Copy out word for word the lines from the one containing "footer-corporation: Altera Corporation" through the one containing "paragraph: You can", including both of those lines.

----------

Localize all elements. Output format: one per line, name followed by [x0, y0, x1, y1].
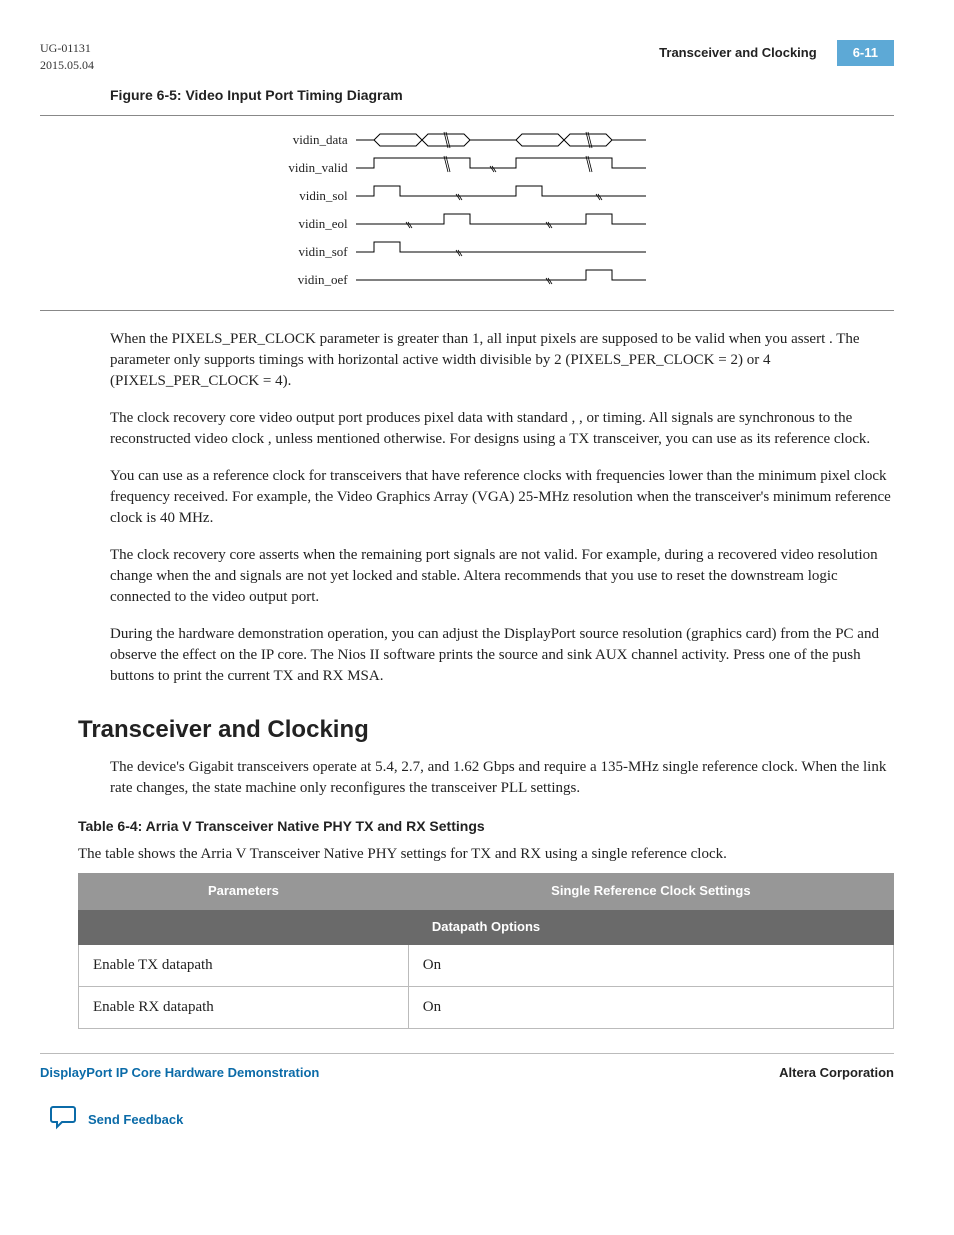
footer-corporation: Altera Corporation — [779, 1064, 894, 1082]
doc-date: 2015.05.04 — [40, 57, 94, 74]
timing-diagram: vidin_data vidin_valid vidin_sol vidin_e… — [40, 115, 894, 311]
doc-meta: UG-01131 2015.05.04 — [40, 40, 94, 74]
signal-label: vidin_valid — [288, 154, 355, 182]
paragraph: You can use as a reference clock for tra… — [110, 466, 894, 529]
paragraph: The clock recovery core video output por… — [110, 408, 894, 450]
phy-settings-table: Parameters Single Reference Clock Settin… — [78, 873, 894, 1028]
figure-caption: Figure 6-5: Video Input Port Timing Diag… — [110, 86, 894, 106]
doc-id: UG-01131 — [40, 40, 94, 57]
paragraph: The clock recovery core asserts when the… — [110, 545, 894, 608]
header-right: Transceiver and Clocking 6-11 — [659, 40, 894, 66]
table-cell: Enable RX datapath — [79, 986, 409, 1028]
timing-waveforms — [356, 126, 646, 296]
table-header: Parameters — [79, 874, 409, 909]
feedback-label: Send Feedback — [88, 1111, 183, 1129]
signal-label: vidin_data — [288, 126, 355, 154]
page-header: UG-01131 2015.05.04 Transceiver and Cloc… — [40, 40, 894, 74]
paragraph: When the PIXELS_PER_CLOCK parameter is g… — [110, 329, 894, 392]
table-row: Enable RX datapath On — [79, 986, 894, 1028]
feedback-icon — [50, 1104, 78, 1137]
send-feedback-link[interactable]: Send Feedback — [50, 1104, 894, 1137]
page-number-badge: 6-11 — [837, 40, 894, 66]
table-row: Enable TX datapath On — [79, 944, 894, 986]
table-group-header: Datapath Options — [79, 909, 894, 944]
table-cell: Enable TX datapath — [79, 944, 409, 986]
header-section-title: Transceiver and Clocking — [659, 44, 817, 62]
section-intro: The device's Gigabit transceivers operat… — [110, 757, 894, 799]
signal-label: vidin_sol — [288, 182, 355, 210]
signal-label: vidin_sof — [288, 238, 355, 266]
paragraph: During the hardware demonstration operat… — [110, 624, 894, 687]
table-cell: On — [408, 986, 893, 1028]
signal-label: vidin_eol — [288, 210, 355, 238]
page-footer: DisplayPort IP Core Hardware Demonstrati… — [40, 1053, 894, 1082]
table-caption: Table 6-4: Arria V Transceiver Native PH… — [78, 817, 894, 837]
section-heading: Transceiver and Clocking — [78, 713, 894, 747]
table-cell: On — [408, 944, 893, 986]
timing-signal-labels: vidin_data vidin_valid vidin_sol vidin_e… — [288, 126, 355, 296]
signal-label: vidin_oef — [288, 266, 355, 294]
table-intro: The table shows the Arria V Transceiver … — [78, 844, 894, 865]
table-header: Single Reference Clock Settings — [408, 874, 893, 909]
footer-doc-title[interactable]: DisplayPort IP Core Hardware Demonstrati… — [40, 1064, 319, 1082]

----------

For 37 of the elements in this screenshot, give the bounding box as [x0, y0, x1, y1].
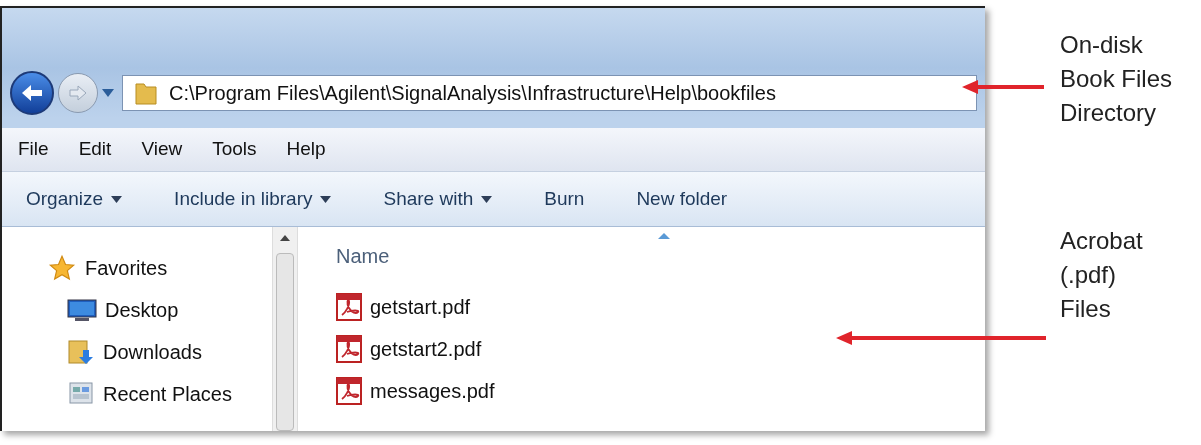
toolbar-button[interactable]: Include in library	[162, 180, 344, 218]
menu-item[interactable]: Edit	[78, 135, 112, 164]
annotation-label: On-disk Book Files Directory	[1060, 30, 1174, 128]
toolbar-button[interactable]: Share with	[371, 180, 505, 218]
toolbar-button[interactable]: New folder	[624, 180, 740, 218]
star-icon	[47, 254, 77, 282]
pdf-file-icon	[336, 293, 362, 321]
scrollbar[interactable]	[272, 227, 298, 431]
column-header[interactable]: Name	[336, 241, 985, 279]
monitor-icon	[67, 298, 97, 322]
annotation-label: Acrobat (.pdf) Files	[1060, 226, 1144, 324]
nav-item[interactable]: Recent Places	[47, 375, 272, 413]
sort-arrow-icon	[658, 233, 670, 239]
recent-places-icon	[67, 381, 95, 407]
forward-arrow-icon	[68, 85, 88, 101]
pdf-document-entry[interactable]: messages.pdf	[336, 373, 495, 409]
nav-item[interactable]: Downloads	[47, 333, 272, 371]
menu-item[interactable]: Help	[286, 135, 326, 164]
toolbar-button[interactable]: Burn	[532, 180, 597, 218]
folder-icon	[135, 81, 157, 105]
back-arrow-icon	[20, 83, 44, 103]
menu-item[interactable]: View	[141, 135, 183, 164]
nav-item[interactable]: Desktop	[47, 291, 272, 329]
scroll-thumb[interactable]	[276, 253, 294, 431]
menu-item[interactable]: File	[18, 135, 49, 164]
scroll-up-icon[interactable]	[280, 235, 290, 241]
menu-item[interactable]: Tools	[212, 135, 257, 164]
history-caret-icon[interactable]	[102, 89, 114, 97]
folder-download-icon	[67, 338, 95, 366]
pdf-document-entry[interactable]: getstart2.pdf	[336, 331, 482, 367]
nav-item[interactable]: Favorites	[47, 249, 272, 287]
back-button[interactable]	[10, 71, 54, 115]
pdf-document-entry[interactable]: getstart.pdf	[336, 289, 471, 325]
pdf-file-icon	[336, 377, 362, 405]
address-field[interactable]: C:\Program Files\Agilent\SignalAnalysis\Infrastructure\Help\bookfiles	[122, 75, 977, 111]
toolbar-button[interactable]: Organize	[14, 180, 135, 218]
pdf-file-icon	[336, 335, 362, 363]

----------

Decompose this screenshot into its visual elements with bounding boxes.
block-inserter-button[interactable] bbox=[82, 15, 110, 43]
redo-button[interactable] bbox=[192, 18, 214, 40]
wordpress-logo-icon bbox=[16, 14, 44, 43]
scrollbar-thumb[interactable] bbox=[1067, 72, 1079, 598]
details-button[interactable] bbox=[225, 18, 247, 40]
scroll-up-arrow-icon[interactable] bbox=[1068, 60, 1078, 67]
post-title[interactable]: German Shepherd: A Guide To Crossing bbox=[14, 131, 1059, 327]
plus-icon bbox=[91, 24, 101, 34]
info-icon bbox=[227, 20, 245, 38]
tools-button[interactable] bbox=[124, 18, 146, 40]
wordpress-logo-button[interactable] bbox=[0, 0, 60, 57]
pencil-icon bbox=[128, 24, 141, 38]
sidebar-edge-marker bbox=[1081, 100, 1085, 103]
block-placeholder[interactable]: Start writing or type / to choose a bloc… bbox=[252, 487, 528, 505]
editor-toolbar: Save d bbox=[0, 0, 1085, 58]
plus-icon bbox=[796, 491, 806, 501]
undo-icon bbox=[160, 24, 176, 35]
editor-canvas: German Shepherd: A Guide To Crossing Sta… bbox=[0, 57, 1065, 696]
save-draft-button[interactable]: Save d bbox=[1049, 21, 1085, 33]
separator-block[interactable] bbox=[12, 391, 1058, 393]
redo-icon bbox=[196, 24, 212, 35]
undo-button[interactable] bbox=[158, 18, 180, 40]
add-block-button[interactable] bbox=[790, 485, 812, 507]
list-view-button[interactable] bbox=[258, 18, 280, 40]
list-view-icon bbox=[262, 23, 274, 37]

----------

## Solution to this task
footer-corporation: Altera Corporation — [779, 1064, 894, 1082]
doc-date: 2015.05.04 — [40, 57, 94, 74]
timing-diagram: vidin_data vidin_valid vidin_sol vidin_e… — [40, 115, 894, 311]
doc-meta: UG-01131 2015.05.04 — [40, 40, 94, 74]
signal-label: vidin_valid — [288, 154, 355, 182]
paragraph: You can use as a reference clock for tra… — [110, 466, 894, 529]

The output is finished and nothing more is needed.